Work to be completed:
What is the number of lines containing the word "House"? Give that number alone.

Entries provided:
☆ ☆ ☆ ☆

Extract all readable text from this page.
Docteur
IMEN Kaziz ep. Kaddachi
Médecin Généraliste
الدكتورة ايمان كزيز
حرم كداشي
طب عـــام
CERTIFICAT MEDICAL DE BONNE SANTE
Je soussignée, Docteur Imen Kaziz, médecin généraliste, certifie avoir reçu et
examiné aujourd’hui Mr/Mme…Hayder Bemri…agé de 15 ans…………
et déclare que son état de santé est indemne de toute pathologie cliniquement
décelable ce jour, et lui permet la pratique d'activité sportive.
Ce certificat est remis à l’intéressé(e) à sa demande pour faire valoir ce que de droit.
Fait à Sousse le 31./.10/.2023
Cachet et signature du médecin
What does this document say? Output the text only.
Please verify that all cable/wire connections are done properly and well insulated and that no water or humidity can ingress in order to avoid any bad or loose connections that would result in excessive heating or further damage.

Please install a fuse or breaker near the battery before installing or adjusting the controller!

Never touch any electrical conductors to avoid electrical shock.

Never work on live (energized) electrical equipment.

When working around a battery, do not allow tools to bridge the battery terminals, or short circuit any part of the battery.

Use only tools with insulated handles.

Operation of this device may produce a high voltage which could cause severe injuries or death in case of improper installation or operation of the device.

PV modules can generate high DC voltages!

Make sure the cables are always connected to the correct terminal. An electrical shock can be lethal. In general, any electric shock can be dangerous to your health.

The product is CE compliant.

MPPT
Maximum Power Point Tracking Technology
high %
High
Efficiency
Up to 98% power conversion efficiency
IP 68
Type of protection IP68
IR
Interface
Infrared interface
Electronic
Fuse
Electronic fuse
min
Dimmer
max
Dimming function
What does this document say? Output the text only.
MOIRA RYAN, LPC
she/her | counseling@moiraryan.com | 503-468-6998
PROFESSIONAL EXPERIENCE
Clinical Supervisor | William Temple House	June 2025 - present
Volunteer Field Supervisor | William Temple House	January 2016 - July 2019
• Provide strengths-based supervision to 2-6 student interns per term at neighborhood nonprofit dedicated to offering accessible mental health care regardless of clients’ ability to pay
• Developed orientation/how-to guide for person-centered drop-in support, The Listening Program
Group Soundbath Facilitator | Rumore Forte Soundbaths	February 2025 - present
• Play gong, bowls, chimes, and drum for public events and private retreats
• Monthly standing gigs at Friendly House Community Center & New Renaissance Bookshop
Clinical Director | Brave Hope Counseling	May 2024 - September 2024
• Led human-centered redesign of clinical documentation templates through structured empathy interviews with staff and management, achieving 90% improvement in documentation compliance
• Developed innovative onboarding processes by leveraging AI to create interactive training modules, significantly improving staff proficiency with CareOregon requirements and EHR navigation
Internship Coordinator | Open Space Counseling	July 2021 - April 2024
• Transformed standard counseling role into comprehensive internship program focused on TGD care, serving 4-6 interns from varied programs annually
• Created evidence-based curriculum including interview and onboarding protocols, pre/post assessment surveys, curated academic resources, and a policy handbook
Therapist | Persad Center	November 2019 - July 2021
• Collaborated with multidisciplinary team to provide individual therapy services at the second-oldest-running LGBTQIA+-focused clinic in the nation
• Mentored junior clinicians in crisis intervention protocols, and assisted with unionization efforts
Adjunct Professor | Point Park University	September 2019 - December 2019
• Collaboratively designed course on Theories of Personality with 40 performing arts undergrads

☆ ☆ ☆ ☆

Solution to this exercise:
3